# Problem description
Your task is to gather the lines below that hold the string "персоналу".

# Collected data

⁂

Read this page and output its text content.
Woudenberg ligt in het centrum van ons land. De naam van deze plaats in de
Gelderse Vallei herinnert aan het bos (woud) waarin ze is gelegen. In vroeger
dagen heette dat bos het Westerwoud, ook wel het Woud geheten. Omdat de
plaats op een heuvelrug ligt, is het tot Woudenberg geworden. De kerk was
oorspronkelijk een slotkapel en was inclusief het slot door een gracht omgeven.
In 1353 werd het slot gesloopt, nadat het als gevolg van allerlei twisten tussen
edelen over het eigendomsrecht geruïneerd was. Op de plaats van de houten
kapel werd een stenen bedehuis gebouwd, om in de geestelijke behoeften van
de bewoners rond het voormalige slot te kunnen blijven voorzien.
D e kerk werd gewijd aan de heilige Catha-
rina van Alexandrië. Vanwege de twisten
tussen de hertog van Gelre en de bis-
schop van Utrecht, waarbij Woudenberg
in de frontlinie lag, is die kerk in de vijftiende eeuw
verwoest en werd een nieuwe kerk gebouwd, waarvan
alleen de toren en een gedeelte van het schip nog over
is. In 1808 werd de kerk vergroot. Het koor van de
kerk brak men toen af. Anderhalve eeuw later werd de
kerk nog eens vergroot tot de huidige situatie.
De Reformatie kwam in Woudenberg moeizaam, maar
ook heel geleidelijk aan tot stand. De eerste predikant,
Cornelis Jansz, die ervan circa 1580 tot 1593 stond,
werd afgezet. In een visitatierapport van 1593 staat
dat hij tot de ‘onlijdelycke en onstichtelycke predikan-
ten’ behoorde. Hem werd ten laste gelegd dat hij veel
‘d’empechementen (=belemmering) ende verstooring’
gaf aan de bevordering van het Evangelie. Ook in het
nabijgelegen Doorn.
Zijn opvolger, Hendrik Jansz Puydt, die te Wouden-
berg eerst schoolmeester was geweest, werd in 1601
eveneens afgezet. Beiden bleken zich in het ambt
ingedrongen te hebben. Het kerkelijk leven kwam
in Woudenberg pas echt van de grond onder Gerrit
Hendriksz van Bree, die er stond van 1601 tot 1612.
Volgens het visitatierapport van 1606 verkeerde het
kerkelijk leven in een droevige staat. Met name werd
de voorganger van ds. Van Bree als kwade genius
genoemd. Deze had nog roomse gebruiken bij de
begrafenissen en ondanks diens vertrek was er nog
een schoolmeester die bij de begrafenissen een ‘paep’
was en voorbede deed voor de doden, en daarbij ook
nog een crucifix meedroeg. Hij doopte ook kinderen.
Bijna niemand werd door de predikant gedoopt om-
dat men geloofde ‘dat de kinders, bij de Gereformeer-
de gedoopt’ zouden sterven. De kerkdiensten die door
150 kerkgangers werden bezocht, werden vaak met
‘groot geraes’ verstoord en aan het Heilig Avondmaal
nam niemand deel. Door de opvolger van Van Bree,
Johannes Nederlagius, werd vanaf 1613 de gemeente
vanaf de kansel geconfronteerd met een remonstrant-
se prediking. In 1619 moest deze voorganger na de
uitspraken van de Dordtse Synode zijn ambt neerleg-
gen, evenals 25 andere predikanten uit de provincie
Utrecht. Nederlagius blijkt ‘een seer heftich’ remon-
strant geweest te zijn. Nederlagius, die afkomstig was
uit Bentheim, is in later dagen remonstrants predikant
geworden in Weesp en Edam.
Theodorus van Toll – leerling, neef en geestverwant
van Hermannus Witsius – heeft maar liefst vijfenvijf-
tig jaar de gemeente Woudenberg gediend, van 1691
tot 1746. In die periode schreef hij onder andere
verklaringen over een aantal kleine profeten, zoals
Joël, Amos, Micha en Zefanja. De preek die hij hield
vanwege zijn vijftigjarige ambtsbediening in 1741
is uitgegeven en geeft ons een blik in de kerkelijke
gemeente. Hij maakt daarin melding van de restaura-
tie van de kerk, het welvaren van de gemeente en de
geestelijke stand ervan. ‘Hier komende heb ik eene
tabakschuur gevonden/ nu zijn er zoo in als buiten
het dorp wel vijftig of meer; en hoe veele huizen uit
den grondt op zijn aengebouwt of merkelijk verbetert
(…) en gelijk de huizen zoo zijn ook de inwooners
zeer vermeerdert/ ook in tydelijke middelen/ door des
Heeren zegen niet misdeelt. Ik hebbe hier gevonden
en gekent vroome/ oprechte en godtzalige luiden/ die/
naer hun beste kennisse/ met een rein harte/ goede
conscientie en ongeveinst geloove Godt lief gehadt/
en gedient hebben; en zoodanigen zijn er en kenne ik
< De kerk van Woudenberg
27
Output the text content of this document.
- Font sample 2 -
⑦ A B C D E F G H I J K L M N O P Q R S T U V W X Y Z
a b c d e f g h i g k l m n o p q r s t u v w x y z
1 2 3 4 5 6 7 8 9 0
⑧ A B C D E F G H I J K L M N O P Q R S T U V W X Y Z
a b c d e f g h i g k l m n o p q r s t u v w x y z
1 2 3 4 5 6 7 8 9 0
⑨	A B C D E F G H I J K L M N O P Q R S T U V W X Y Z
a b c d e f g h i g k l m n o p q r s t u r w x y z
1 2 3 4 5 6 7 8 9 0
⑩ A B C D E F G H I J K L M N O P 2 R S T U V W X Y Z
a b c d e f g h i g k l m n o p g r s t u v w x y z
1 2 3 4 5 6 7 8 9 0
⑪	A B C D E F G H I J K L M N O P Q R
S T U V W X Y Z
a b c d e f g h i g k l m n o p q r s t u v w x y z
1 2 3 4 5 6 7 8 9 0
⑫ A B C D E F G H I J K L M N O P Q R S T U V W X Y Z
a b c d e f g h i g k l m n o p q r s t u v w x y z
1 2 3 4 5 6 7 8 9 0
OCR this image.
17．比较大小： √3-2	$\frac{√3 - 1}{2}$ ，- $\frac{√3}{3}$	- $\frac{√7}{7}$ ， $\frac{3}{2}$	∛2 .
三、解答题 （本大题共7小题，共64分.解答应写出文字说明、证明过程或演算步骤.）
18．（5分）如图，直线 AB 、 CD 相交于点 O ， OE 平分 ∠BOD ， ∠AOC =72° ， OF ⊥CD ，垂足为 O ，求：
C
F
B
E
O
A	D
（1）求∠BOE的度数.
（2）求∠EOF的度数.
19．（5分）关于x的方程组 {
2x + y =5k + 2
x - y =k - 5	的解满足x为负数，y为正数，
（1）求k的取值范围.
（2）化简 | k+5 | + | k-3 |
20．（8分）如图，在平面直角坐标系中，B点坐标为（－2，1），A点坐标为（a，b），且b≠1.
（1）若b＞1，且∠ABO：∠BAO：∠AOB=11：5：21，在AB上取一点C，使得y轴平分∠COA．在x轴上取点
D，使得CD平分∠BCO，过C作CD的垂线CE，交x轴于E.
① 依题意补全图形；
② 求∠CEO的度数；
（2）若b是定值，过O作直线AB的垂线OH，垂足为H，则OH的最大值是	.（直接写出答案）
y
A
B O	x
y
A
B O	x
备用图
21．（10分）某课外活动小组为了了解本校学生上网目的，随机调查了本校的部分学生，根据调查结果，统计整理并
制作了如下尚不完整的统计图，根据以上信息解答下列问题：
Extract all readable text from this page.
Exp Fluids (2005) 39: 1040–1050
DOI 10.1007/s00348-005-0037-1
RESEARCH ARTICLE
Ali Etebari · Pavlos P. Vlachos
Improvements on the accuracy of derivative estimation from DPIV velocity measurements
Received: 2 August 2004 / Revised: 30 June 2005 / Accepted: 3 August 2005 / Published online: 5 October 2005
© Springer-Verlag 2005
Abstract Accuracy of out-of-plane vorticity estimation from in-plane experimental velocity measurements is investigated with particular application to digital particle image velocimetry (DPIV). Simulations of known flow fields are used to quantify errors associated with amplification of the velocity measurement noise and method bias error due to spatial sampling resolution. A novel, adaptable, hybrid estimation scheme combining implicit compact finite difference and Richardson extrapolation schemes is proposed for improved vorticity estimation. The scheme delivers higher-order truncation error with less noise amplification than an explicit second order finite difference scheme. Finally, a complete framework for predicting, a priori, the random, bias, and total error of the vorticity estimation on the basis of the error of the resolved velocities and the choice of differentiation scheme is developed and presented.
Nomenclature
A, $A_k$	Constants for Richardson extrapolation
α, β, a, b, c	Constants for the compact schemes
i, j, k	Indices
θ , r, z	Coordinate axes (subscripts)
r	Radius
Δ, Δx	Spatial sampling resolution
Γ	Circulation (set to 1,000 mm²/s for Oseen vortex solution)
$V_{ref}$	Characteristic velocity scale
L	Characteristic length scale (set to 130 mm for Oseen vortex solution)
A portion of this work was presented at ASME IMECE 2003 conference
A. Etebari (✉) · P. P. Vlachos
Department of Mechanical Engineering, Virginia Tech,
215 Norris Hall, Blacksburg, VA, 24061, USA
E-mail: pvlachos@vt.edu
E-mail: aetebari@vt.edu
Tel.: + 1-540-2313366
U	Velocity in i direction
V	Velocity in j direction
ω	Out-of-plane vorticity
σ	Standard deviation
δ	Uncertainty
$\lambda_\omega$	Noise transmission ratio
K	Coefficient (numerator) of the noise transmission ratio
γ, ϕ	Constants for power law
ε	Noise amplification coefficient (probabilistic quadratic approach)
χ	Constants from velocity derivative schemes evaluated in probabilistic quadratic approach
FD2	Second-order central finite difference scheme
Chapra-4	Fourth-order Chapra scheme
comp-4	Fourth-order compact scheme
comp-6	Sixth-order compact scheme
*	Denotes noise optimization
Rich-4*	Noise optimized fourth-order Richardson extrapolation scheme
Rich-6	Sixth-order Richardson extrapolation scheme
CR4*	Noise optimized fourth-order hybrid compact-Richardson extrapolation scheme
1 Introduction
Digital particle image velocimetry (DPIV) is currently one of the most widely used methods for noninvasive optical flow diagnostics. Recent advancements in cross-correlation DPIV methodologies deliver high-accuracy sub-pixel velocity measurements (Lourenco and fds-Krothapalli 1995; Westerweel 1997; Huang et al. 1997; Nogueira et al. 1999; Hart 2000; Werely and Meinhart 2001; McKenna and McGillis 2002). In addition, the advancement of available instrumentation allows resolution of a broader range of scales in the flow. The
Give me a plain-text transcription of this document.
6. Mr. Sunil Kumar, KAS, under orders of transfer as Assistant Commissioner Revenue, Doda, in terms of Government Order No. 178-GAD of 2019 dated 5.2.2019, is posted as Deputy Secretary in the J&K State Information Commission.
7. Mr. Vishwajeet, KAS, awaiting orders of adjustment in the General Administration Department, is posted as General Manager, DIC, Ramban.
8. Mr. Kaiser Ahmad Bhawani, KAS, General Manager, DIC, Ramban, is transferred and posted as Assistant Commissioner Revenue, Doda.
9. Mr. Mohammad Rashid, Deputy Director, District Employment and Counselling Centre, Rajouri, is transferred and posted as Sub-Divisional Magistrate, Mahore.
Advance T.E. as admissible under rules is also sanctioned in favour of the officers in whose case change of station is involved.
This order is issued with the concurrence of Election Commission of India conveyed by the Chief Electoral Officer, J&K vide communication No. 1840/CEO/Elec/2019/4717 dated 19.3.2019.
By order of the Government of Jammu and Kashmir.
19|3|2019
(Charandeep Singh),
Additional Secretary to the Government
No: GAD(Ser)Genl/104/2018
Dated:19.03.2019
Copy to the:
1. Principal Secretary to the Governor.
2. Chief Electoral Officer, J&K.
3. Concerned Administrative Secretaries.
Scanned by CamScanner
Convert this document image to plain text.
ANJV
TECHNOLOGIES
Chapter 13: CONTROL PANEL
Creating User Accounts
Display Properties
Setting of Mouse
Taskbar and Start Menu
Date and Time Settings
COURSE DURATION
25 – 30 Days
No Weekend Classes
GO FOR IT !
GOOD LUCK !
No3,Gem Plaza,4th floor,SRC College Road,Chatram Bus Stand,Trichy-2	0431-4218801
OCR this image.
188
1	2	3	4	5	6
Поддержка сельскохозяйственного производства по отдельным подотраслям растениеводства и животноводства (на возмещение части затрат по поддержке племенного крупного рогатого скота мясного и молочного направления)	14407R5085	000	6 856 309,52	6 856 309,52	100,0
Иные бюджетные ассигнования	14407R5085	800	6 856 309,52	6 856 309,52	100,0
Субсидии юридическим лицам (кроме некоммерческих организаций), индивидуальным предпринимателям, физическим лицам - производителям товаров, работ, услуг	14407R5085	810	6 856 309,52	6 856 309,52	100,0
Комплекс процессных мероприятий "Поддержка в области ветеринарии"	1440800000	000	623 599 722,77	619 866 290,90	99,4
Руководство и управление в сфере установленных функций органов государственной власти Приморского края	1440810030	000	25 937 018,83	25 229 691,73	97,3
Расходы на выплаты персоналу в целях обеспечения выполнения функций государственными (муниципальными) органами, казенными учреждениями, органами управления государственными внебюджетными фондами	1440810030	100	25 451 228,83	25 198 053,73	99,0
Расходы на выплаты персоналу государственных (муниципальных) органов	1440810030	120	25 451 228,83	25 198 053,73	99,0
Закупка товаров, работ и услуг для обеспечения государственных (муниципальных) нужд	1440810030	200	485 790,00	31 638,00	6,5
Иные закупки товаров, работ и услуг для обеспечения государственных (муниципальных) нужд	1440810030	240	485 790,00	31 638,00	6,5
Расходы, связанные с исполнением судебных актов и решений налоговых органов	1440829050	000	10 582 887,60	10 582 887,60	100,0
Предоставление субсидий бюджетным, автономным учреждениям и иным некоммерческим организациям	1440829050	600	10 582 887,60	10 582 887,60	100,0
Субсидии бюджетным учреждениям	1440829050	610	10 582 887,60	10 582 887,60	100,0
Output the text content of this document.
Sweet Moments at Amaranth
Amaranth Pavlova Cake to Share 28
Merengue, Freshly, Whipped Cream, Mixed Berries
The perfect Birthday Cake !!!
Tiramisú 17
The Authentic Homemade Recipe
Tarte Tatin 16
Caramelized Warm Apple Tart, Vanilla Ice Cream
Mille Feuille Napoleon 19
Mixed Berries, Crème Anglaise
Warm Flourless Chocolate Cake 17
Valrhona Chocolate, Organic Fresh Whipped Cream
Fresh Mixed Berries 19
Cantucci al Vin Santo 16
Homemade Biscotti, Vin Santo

⁂

# Task result
Расходы на выплаты персоналу в целях обеспечения выполнения функций государственными (муниципальными) органами, казенными учреждениями, органами управления государственными внебюджетными фондами	1440810030	100	25 451 228,83	25 198 053,73	99,0
Расходы на выплаты персоналу государственных (муниципальных) органов	1440810030	120	25 451 228,83	25 198 053,73	99,0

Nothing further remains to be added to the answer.